**EXERCISE TASK:** Go through the listing and return every line with "重庆大学城市科技学院" in it.

Dataset records
* begin *

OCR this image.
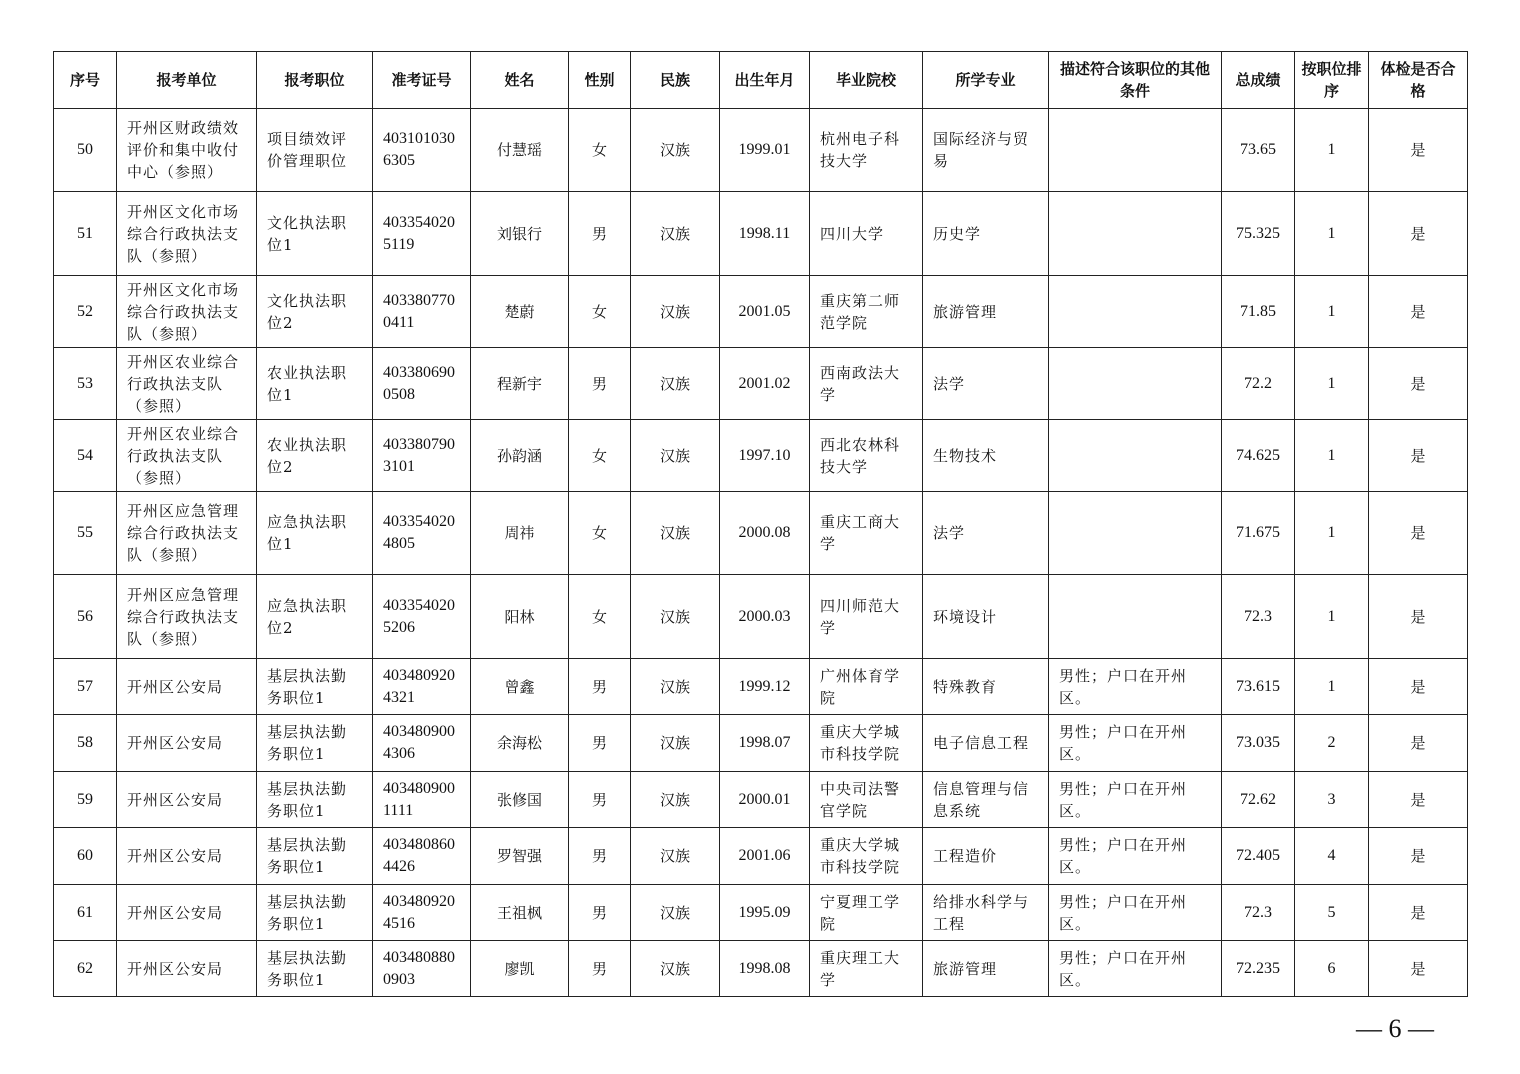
序号	报考单位	报考职位	准考证号	姓名	性别	民族	出生年月	毕业院校	所学专业	描述符合该职位的其他条件	总成绩	按职位排序	体检是否合格
50	开州区财政绩效评价和集中收付中心（参照）	项目绩效评价管理职位	4031010306305	付慧瑶	女	汉族	1999.01	杭州电子科技大学	国际经济与贸易		73.65	1	是
51	开州区文化市场综合行政执法支队（参照）	文化执法职位1	4033540205119	刘银行	男	汉族	1998.11	四川大学	历史学		75.325	1	是
52	开州区文化市场综合行政执法支队（参照）	文化执法职位2	4033807700411	楚蔚	女	汉族	2001.05	重庆第二师范学院	旅游管理		71.85	1	是
53	开州区农业综合行政执法支队（参照）	农业执法职位1	4033806900508	程新宇	男	汉族	2001.02	西南政法大学	法学		72.2	1	是
54	开州区农业综合行政执法支队（参照）	农业执法职位2	4033807903101	孙韵涵	女	汉族	1997.10	西北农林科技大学	生物技术		74.625	1	是
55	开州区应急管理综合行政执法支队（参照）	应急执法职位1	4033540204805	周祎	女	汉族	2000.08	重庆工商大学	法学		71.675	1	是
56	开州区应急管理综合行政执法支队（参照）	应急执法职位2	4033540205206	阳林	女	汉族	2000.03	四川师范大学	环境设计		72.3	1	是
57	开州区公安局	基层执法勤务职位1	4034809204321	曾鑫	男	汉族	1999.12	广州体育学院	特殊教育	男性；户口在开州区。	73.615	1	是
58	开州区公安局	基层执法勤务职位1	4034809004306	余海松	男	汉族	1998.07	重庆大学城市科技学院	电子信息工程	男性；户口在开州区。	73.035	2	是
59	开州区公安局	基层执法勤务职位1	4034809001111	张修国	男	汉族	2000.01	中央司法警官学院	信息管理与信息系统	男性；户口在开州区。	72.62	3	是
60	开州区公安局	基层执法勤务职位1	4034808604426	罗智强	男	汉族	2001.06	重庆大学城市科技学院	工程造价	男性；户口在开州区。	72.405	4	是
61	开州区公安局	基层执法勤务职位1	4034809204516	王祖枫	男	汉族	1995.09	宁夏理工学院	给排水科学与工程	男性；户口在开州区。	72.3	5	是
62	开州区公安局	基层执法勤务职位1	4034808800903	廖凯	男	汉族	1998.08	重庆理工大学	旅游管理	男性；户口在开州区。	72.235	6	是
— 6 —
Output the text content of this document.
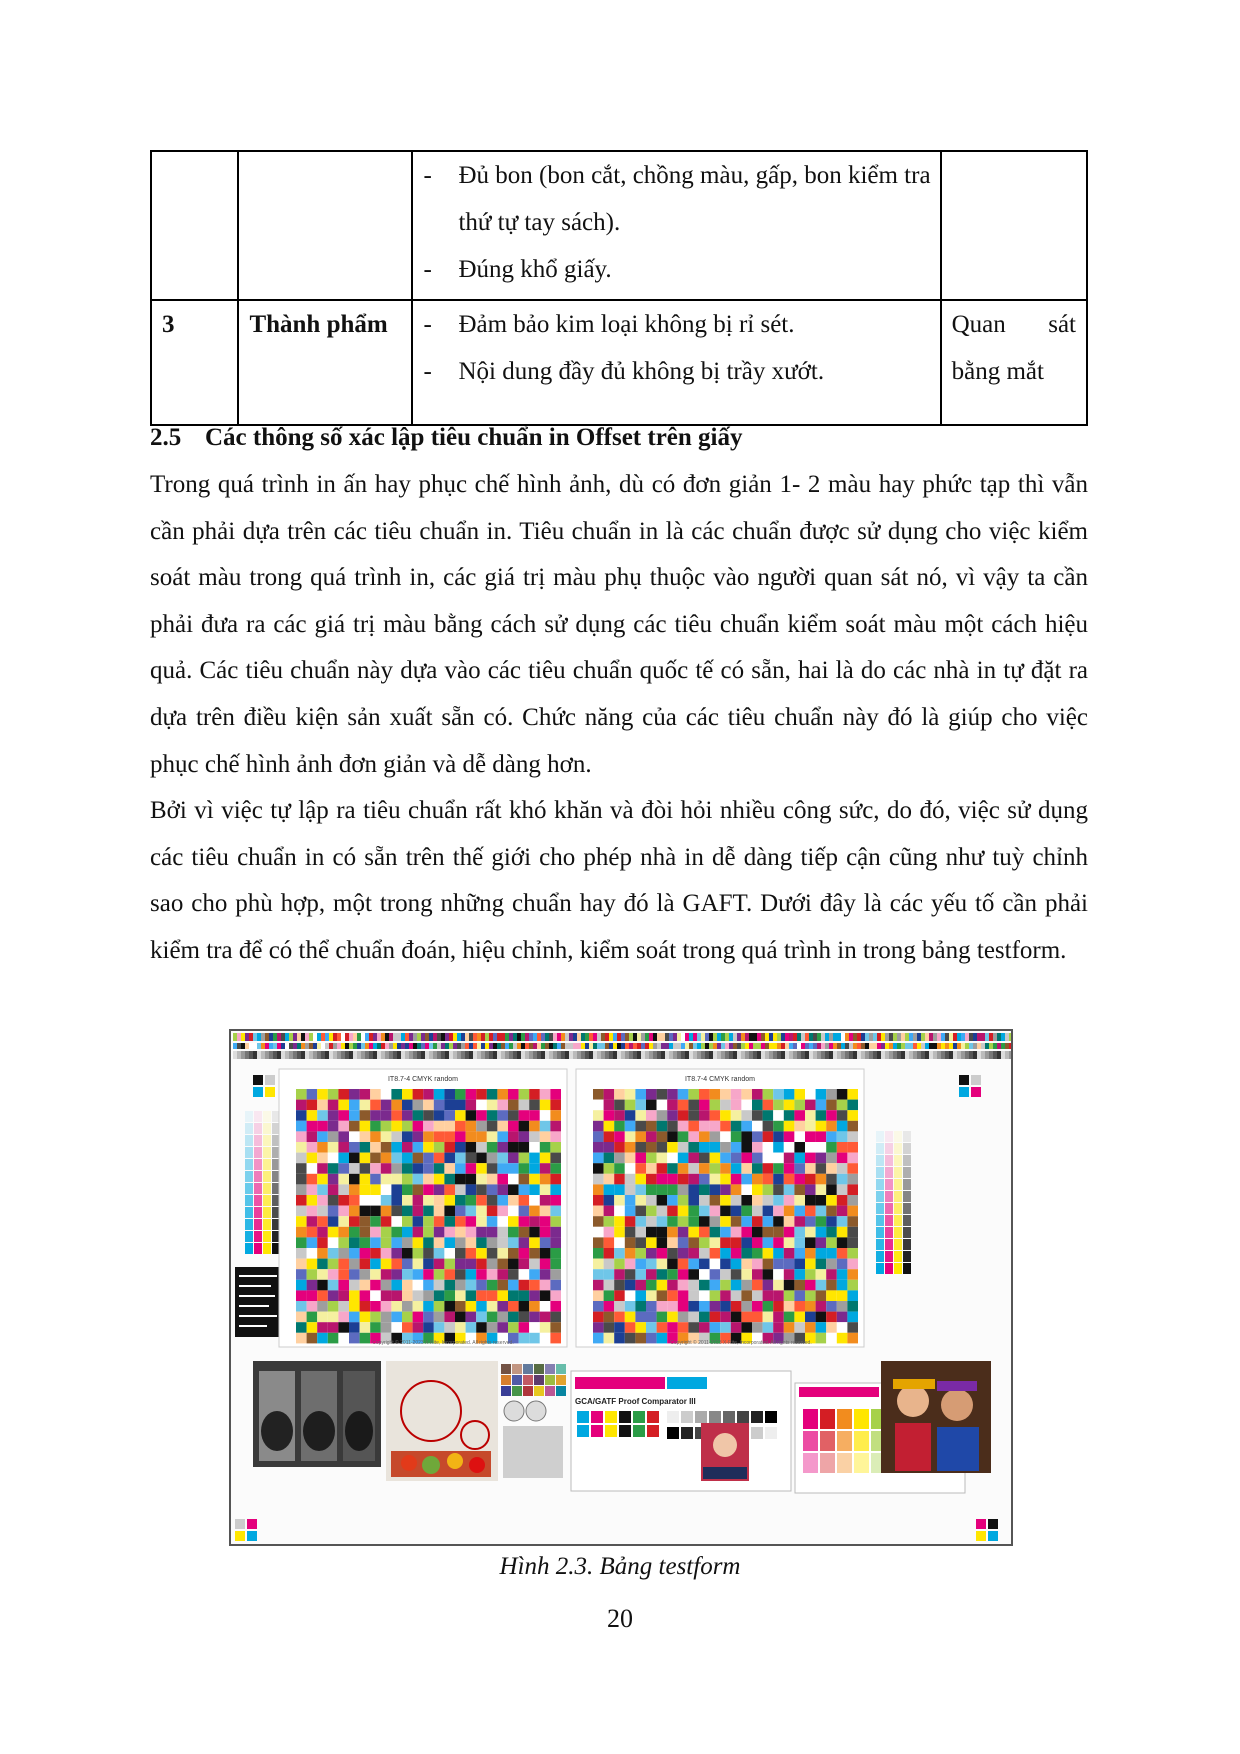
		- Đủ bon (bon cắt, chồng màu, gấp, bon kiểm tra thứ tự tay sách).
- Đúng khổ giấy.	

3	Thành phẩm	- Đảm bảo kim loại không bị rỉ sét.
- Nội dung đầy đủ không bị trầy xướt.	Quan sát bằng mắt
2.5 Các thông số xác lập tiêu chuẩn in Offset trên giấy

Trong quá trình in ấn hay phục chế hình ảnh, dù có đơn giản 1- 2 màu hay phức tạp thì vẫn cần phải dựa trên các tiêu chuẩn in. Tiêu chuẩn in là các chuẩn được sử dụng cho việc kiểm soát màu trong quá trình in, các giá trị màu phụ thuộc vào người quan sát nó, vì vậy ta cần phải đưa ra các giá trị màu bằng cách sử dụng các tiêu chuẩn kiểm soát màu một cách hiệu quả. Các tiêu chuẩn này dựa vào các tiêu chuẩn quốc tế có sẵn, hai là do các nhà in tự đặt ra dựa trên điều kiện sản xuất sẵn có. Chức năng của các tiêu chuẩn này đó là giúp cho việc phục chế hình ảnh đơn giản và dễ dàng hơn.

Bởi vì việc tự lập ra tiêu chuẩn rất khó khăn và đòi hỏi nhiều công sức, do đó, việc sử dụng các tiêu chuẩn in có sẵn trên thế giới cho phép nhà in dễ dàng tiếp cận cũng như tuỳ chỉnh sao cho phù hợp, một trong những chuẩn hay đó là GAFT. Dưới đây là các yếu tố cần phải kiểm tra để có thể chuẩn đoán, hiệu chỉnh, kiểm soát trong quá trình in trong bảng testform.

IT8.7-4 CMYK random	IT8.7-4 CMYK random
Copyright © 2011-2023 X-Rite, Incorporated. All rights reserved.	Copyright © 2011-2023 X-Rite, Incorporated. All rights reserved.
GCA/GATF Proof Comparator III
Hình 2.3. Bảng testform
20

* end *

**WRITTEN SOLUTION:**
58	开州区公安局	基层执法勤务职位1	4034809004306	余海松	男	汉族	1998.07	重庆大学城市科技学院	电子信息工程	男性；户口在开州区。	73.035	2	是
60	开州区公安局	基层执法勤务职位1	4034808604426	罗智强	男	汉族	2001.06	重庆大学城市科技学院	工程造价	男性；户口在开州区。	72.405	4	是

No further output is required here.